● GOAL: Reproduce the entries below in full, word for word.

[Records from a data source]
....

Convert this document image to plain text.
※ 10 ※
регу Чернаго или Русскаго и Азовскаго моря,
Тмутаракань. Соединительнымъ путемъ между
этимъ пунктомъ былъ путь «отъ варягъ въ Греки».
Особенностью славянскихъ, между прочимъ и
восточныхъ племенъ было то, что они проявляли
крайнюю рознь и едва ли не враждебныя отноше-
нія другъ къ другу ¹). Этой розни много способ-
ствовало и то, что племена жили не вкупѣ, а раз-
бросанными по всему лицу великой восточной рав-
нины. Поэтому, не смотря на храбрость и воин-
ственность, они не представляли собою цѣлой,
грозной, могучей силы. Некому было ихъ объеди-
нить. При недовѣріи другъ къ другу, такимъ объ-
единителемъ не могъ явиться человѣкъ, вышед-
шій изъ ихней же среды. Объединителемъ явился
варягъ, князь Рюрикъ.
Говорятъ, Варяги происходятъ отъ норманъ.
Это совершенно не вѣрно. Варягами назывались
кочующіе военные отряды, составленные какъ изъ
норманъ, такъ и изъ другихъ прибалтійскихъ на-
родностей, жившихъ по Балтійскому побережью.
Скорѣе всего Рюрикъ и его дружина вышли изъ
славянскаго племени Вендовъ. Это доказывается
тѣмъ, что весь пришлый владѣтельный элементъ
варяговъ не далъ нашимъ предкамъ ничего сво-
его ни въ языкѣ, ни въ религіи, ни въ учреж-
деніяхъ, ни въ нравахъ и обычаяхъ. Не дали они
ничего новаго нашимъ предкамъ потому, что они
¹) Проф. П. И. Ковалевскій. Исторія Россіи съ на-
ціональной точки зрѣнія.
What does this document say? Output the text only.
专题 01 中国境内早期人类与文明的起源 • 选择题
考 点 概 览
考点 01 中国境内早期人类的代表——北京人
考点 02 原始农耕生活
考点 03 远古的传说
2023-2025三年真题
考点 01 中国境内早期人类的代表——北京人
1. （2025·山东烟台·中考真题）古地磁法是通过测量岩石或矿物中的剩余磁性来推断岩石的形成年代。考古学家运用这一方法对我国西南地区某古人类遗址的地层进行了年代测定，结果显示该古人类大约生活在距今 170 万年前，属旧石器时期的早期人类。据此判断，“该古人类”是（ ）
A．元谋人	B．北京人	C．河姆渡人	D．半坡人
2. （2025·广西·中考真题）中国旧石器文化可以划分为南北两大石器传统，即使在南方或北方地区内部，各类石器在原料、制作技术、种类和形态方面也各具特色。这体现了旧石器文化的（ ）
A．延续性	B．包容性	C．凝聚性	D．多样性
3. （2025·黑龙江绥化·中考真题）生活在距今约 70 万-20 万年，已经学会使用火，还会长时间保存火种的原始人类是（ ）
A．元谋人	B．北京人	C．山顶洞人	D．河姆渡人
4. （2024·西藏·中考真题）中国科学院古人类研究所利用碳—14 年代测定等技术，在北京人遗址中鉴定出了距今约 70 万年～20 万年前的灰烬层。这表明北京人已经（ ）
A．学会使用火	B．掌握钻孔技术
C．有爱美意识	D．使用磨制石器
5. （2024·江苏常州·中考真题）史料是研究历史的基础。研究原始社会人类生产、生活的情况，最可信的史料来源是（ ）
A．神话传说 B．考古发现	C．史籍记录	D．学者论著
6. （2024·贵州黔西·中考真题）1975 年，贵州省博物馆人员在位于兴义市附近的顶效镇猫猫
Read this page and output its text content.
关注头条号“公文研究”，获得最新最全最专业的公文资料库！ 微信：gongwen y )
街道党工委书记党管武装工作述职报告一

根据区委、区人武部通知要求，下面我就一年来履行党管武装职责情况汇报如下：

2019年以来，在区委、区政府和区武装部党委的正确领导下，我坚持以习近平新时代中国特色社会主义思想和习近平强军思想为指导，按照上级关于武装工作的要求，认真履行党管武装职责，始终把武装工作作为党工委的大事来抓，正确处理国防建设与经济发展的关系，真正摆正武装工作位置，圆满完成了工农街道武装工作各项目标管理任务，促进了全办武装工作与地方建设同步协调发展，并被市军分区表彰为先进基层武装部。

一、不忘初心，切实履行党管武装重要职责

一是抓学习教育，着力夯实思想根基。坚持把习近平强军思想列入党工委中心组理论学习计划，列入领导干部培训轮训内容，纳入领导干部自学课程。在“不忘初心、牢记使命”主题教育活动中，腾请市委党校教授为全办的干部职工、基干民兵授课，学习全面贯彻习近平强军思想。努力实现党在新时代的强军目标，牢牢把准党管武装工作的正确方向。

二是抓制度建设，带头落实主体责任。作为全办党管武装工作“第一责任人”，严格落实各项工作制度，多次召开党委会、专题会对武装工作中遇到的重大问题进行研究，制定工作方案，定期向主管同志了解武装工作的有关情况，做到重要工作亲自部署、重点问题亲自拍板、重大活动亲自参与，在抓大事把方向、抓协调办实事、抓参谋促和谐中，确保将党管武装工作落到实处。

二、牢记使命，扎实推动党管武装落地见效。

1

....

● SOLUTION BELOW:
Convert this document image to plain text.
※ 10 ※
регу Чернаго или Русскаго и Азовскаго моря,
Тмутаракань. Соединительнымъ путемъ между
этимъ пунктомъ былъ путь «отъ варягъ въ Греки».
Особенностью славянскихъ, между прочимъ и
восточныхъ племенъ было то, что они проявляли
крайнюю рознь и едва ли не враждебныя отноше-
нія другъ къ другу ¹). Этой розни много способ-
ствовало и то, что племена жили не вкупѣ, а раз-
бросанными по всему лицу великой восточной рав-
нины. Поэтому, не смотря на храбрость и воин-
ственность, они не представляли собою цѣлой,
грозной, могучей силы. Некому было ихъ объеди-
нить. При недовѣріи другъ къ другу, такимъ объ-
единителемъ не могъ явиться человѣкъ, вышед-
шій изъ ихней же среды. Объединителемъ явился
варягъ, князь Рюрикъ.
Говорятъ, Варяги происходятъ отъ норманъ.
Это совершенно не вѣрно. Варягами назывались
кочующіе военные отряды, составленные какъ изъ
норманъ, такъ и изъ другихъ прибалтійскихъ на-
родностей, жившихъ по Балтійскому побережью.
Скорѣе всего Рюрикъ и его дружина вышли изъ
славянскаго племени Вендовъ. Это доказывается
тѣмъ, что весь пришлый владѣтельный элементъ
варяговъ не далъ нашимъ предкамъ ничего сво-
его ни въ языкѣ, ни въ религіи, ни въ учреж-
деніяхъ, ни въ нравахъ и обычаяхъ. Не дали они
ничего новаго нашимъ предкамъ потому, что они
¹) Проф. П. И. Ковалевскій. Исторія Россіи съ на-
ціональной точки зрѣнія.
What does this document say? Output the text only.
专题 01 中国境内早期人类与文明的起源 • 选择题
考 点 概 览
考点 01 中国境内早期人类的代表——北京人
考点 02 原始农耕生活
考点 03 远古的传说
2023-2025三年真题
考点 01 中国境内早期人类的代表——北京人
1. （2025·山东烟台·中考真题）古地磁法是通过测量岩石或矿物中的剩余磁性来推断岩石的形成年代。考古学家运用这一方法对我国西南地区某古人类遗址的地层进行了年代测定，结果显示该古人类大约生活在距今 170 万年前，属旧石器时期的早期人类。据此判断，“该古人类”是（ ）
A．元谋人	B．北京人	C．河姆渡人	D．半坡人
2. （2025·广西·中考真题）中国旧石器文化可以划分为南北两大石器传统，即使在南方或北方地区内部，各类石器在原料、制作技术、种类和形态方面也各具特色。这体现了旧石器文化的（ ）
A．延续性	B．包容性	C．凝聚性	D．多样性
3. （2025·黑龙江绥化·中考真题）生活在距今约 70 万-20 万年，已经学会使用火，还会长时间保存火种的原始人类是（ ）
A．元谋人	B．北京人	C．山顶洞人	D．河姆渡人
4. （2024·西藏·中考真题）中国科学院古人类研究所利用碳—14 年代测定等技术，在北京人遗址中鉴定出了距今约 70 万年～20 万年前的灰烬层。这表明北京人已经（ ）
A．学会使用火	B．掌握钻孔技术
C．有爱美意识	D．使用磨制石器
5. （2024·江苏常州·中考真题）史料是研究历史的基础。研究原始社会人类生产、生活的情况，最可信的史料来源是（ ）
A．神话传说 B．考古发现	C．史籍记录	D．学者论著
6. （2024·贵州黔西·中考真题）1975 年，贵州省博物馆人员在位于兴义市附近的顶效镇猫猫
Read this page and output its text content.
关注头条号“公文研究”，获得最新最全最专业的公文资料库！ 微信：gongwen y )
街道党工委书记党管武装工作述职报告一

根据区委、区人武部通知要求，下面我就一年来履行党管武装职责情况汇报如下：

2019年以来，在区委、区政府和区武装部党委的正确领导下，我坚持以习近平新时代中国特色社会主义思想和习近平强军思想为指导，按照上级关于武装工作的要求，认真履行党管武装职责，始终把武装工作作为党工委的大事来抓，正确处理国防建设与经济发展的关系，真正摆正武装工作位置，圆满完成了工农街道武装工作各项目标管理任务，促进了全办武装工作与地方建设同步协调发展，并被市军分区表彰为先进基层武装部。

一、不忘初心，切实履行党管武装重要职责

一是抓学习教育，着力夯实思想根基。坚持把习近平强军思想列入党工委中心组理论学习计划，列入领导干部培训轮训内容，纳入领导干部自学课程。在“不忘初心、牢记使命”主题教育活动中，腾请市委党校教授为全办的干部职工、基干民兵授课，学习全面贯彻习近平强军思想。努力实现党在新时代的强军目标，牢牢把准党管武装工作的正确方向。

二是抓制度建设，带头落实主体责任。作为全办党管武装工作“第一责任人”，严格落实各项工作制度，多次召开党委会、专题会对武装工作中遇到的重大问题进行研究，制定工作方案，定期向主管同志了解武装工作的有关情况，做到重要工作亲自部署、重点问题亲自拍板、重大活动亲自参与，在抓大事把方向、抓协调办实事、抓参谋促和谐中，确保将党管武装工作落到实处。

二、牢记使命，扎实推动党管武装落地见效。

1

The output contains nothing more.